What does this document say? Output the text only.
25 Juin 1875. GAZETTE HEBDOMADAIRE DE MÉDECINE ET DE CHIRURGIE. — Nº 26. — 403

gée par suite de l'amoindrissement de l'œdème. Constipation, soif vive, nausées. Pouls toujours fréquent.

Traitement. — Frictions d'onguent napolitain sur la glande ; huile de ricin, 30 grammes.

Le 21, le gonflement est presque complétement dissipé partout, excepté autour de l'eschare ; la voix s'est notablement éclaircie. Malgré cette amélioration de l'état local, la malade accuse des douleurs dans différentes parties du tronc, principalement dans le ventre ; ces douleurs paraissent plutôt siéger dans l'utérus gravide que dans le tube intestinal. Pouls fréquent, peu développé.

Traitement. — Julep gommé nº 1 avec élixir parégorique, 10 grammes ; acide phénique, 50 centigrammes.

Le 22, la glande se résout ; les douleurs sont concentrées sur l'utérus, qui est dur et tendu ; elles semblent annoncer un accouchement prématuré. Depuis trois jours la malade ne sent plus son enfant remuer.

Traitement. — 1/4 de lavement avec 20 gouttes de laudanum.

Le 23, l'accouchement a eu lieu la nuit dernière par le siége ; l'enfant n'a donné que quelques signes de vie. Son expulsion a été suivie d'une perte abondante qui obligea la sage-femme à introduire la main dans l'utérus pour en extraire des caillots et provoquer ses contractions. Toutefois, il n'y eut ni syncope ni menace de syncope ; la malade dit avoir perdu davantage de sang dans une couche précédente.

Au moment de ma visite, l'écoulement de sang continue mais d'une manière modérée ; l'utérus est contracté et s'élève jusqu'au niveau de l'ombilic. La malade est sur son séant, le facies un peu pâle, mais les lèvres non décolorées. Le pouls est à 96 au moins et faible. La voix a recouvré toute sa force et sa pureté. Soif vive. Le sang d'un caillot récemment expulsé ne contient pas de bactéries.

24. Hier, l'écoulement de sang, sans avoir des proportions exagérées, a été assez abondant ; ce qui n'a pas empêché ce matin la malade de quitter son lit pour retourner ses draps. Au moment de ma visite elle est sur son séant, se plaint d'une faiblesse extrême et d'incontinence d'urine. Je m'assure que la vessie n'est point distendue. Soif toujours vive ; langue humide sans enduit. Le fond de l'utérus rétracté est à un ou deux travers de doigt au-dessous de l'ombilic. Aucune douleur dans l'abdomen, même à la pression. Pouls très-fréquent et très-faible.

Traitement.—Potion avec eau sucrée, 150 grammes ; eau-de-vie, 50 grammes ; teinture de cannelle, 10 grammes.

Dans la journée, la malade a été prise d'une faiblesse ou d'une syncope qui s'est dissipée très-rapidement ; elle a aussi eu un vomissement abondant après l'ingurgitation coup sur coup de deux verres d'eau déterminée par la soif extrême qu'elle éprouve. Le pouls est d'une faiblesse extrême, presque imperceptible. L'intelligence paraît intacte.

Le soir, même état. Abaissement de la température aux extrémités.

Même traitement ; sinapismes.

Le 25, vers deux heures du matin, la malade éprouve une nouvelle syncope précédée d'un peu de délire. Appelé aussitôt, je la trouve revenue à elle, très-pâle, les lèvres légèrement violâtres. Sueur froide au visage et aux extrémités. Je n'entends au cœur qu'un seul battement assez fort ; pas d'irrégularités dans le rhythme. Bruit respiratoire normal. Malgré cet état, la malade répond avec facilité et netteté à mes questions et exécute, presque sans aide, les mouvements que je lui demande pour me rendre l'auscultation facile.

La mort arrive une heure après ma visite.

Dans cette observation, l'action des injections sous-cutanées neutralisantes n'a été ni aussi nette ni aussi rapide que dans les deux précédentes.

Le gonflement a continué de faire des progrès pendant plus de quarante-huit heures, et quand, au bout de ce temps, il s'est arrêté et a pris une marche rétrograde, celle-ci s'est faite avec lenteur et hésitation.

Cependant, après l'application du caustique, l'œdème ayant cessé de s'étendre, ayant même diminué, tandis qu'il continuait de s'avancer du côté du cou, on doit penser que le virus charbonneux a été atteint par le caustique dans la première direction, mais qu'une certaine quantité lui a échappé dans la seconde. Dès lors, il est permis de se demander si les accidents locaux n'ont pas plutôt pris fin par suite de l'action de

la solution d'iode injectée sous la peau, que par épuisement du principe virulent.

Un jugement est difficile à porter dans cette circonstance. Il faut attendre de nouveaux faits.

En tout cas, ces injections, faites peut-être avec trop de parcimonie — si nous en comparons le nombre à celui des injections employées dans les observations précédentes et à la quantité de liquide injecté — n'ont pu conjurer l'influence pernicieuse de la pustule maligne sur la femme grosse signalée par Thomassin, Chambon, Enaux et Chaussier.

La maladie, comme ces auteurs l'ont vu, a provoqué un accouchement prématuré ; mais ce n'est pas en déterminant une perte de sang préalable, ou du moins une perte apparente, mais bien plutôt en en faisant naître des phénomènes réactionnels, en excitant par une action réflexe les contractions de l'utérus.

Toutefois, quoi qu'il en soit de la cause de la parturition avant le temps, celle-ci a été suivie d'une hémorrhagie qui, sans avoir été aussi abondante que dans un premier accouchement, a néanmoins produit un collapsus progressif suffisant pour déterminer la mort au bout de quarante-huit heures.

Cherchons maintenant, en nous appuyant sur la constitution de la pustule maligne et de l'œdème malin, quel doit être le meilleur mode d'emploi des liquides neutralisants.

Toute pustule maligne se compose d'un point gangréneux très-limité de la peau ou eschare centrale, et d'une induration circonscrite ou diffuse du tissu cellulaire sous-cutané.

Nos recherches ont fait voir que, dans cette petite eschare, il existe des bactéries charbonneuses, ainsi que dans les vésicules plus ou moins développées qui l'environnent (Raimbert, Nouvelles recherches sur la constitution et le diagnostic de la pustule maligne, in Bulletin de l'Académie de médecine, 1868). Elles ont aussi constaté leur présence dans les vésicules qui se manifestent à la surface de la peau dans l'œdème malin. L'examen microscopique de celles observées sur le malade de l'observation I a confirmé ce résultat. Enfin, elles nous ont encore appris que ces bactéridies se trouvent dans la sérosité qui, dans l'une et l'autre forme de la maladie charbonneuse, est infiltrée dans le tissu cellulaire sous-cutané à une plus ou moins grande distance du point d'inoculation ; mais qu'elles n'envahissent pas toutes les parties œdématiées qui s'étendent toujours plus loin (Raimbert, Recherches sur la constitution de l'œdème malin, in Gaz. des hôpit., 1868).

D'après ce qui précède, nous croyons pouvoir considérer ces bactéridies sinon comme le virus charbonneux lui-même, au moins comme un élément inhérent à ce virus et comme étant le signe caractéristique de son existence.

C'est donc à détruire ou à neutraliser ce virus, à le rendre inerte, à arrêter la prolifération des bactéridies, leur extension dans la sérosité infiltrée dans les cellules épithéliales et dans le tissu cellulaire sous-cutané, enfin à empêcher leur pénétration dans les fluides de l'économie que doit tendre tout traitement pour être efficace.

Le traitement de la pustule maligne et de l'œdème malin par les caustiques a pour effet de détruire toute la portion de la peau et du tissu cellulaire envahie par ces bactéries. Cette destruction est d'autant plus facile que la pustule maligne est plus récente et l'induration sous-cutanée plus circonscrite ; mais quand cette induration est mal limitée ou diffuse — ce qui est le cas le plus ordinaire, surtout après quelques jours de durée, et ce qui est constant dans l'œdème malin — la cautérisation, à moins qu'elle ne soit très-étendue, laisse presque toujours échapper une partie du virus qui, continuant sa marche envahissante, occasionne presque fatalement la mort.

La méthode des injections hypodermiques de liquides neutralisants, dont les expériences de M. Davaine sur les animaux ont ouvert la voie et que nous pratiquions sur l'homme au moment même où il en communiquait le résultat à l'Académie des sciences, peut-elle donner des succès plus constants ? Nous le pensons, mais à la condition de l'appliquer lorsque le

• **Exercise brief**:
Reproduce all of the material verbatim.

• **Written answer**:
What does this document say? Output the text only.
25 Juin 1875. GAZETTE HEBDOMADAIRE DE MÉDECINE ET DE CHIRURGIE. — Nº 26. — 403

gée par suite de l'amoindrissement de l'œdème. Constipation, soif vive, nausées. Pouls toujours fréquent.

Traitement. — Frictions d'onguent napolitain sur la glande ; huile de ricin, 30 grammes.

Le 21, le gonflement est presque complétement dissipé partout, excepté autour de l'eschare ; la voix s'est notablement éclaircie. Malgré cette amélioration de l'état local, la malade accuse des douleurs dans différentes parties du tronc, principalement dans le ventre ; ces douleurs paraissent plutôt siéger dans l'utérus gravide que dans le tube intestinal. Pouls fréquent, peu développé.

Traitement. — Julep gommé nº 1 avec élixir parégorique, 10 grammes ; acide phénique, 50 centigrammes.

Le 22, la glande se résout ; les douleurs sont concentrées sur l'utérus, qui est dur et tendu ; elles semblent annoncer un accouchement prématuré. Depuis trois jours la malade ne sent plus son enfant remuer.

Traitement. — 1/4 de lavement avec 20 gouttes de laudanum.

Le 23, l'accouchement a eu lieu la nuit dernière par le siége ; l'enfant n'a donné que quelques signes de vie. Son expulsion a été suivie d'une perte abondante qui obligea la sage-femme à introduire la main dans l'utérus pour en extraire des caillots et provoquer ses contractions. Toutefois, il n'y eut ni syncope ni menace de syncope ; la malade dit avoir perdu davantage de sang dans une couche précédente.

Au moment de ma visite, l'écoulement de sang continue mais d'une manière modérée ; l'utérus est contracté et s'élève jusqu'au niveau de l'ombilic. La malade est sur son séant, le facies un peu pâle, mais les lèvres non décolorées. Le pouls est à 96 au moins et faible. La voix a recouvré toute sa force et sa pureté. Soif vive. Le sang d'un caillot récemment expulsé ne contient pas de bactéries.

24. Hier, l'écoulement de sang, sans avoir des proportions exagérées, a été assez abondant ; ce qui n'a pas empêché ce matin la malade de quitter son lit pour retourner ses draps. Au moment de ma visite elle est sur son séant, se plaint d'une faiblesse extrême et d'incontinence d'urine. Je m'assure que la vessie n'est point distendue. Soif toujours vive ; langue humide sans enduit. Le fond de l'utérus rétracté est à un ou deux travers de doigt au-dessous de l'ombilic. Aucune douleur dans l'abdomen, même à la pression. Pouls très-fréquent et très-faible.

Traitement.—Potion avec eau sucrée, 150 grammes ; eau-de-vie, 50 grammes ; teinture de cannelle, 10 grammes.

Dans la journée, la malade a été prise d'une faiblesse ou d'une syncope qui s'est dissipée très-rapidement ; elle a aussi eu un vomissement abondant après l'ingurgitation coup sur coup de deux verres d'eau déterminée par la soif extrême qu'elle éprouve. Le pouls est d'une faiblesse extrême, presque imperceptible. L'intelligence paraît intacte.

Le soir, même état. Abaissement de la température aux extrémités.

Même traitement ; sinapismes.

Le 25, vers deux heures du matin, la malade éprouve une nouvelle syncope précédée d'un peu de délire. Appelé aussitôt, je la trouve revenue à elle, très-pâle, les lèvres légèrement violâtres. Sueur froide au visage et aux extrémités. Je n'entends au cœur qu'un seul battement assez fort ; pas d'irrégularités dans le rhythme. Bruit respiratoire normal. Malgré cet état, la malade répond avec facilité et netteté à mes questions et exécute, presque sans aide, les mouvements que je lui demande pour me rendre l'auscultation facile.

La mort arrive une heure après ma visite.

Dans cette observation, l'action des injections sous-cutanées neutralisantes n'a été ni aussi nette ni aussi rapide que dans les deux précédentes.

Le gonflement a continué de faire des progrès pendant plus de quarante-huit heures, et quand, au bout de ce temps, il s'est arrêté et a pris une marche rétrograde, celle-ci s'est faite avec lenteur et hésitation.

Cependant, après l'application du caustique, l'œdème ayant cessé de s'étendre, ayant même diminué, tandis qu'il continuait de s'avancer du côté du cou, on doit penser que le virus charbonneux a été atteint par le caustique dans la première direction, mais qu'une certaine quantité lui a échappé dans la seconde. Dès lors, il est permis de se demander si les accidents locaux n'ont pas plutôt pris fin par suite de l'action de

la solution d'iode injectée sous la peau, que par épuisement du principe virulent.

Un jugement est difficile à porter dans cette circonstance. Il faut attendre de nouveaux faits.

En tout cas, ces injections, faites peut-être avec trop de parcimonie — si nous en comparons le nombre à celui des injections employées dans les observations précédentes et à la quantité de liquide injecté — n'ont pu conjurer l'influence pernicieuse de la pustule maligne sur la femme grosse signalée par Thomassin, Chambon, Enaux et Chaussier.

La maladie, comme ces auteurs l'ont vu, a provoqué un accouchement prématuré ; mais ce n'est pas en déterminant une perte de sang préalable, ou du moins une perte apparente, mais bien plutôt en en faisant naître des phénomènes réactionnels, en excitant par une action réflexe les contractions de l'utérus.

Toutefois, quoi qu'il en soit de la cause de la parturition avant le temps, celle-ci a été suivie d'une hémorrhagie qui, sans avoir été aussi abondante que dans un premier accouchement, a néanmoins produit un collapsus progressif suffisant pour déterminer la mort au bout de quarante-huit heures.

Cherchons maintenant, en nous appuyant sur la constitution de la pustule maligne et de l'œdème malin, quel doit être le meilleur mode d'emploi des liquides neutralisants.

Toute pustule maligne se compose d'un point gangréneux très-limité de la peau ou eschare centrale, et d'une induration circonscrite ou diffuse du tissu cellulaire sous-cutané.

Nos recherches ont fait voir que, dans cette petite eschare, il existe des bactéries charbonneuses, ainsi que dans les vésicules plus ou moins développées qui l'environnent (Raimbert, Nouvelles recherches sur la constitution et le diagnostic de la pustule maligne, in Bulletin de l'Académie de médecine, 1868). Elles ont aussi constaté leur présence dans les vésicules qui se manifestent à la surface de la peau dans l'œdème malin. L'examen microscopique de celles observées sur le malade de l'observation I a confirmé ce résultat. Enfin, elles nous ont encore appris que ces bactéridies se trouvent dans la sérosité qui, dans l'une et l'autre forme de la maladie charbonneuse, est infiltrée dans le tissu cellulaire sous-cutané à une plus ou moins grande distance du point d'inoculation ; mais qu'elles n'envahissent pas toutes les parties œdématiées qui s'étendent toujours plus loin (Raimbert, Recherches sur la constitution de l'œdème malin, in Gaz. des hôpit., 1868).

D'après ce qui précède, nous croyons pouvoir considérer ces bactéridies sinon comme le virus charbonneux lui-même, au moins comme un élément inhérent à ce virus et comme étant le signe caractéristique de son existence.

C'est donc à détruire ou à neutraliser ce virus, à le rendre inerte, à arrêter la prolifération des bactéridies, leur extension dans la sérosité infiltrée dans les cellules épithéliales et dans le tissu cellulaire sous-cutané, enfin à empêcher leur pénétration dans les fluides de l'économie que doit tendre tout traitement pour être efficace.

Le traitement de la pustule maligne et de l'œdème malin par les caustiques a pour effet de détruire toute la portion de la peau et du tissu cellulaire envahie par ces bactéries. Cette destruction est d'autant plus facile que la pustule maligne est plus récente et l'induration sous-cutanée plus circonscrite ; mais quand cette induration est mal limitée ou diffuse — ce qui est le cas le plus ordinaire, surtout après quelques jours de durée, et ce qui est constant dans l'œdème malin — la cautérisation, à moins qu'elle ne soit très-étendue, laisse presque toujours échapper une partie du virus qui, continuant sa marche envahissante, occasionne presque fatalement la mort.

La méthode des injections hypodermiques de liquides neutralisants, dont les expériences de M. Davaine sur les animaux ont ouvert la voie et que nous pratiquions sur l'homme au moment même où il en communiquait le résultat à l'Académie des sciences, peut-elle donner des succès plus constants ? Nous le pensons, mais à la condition de l'appliquer lorsque le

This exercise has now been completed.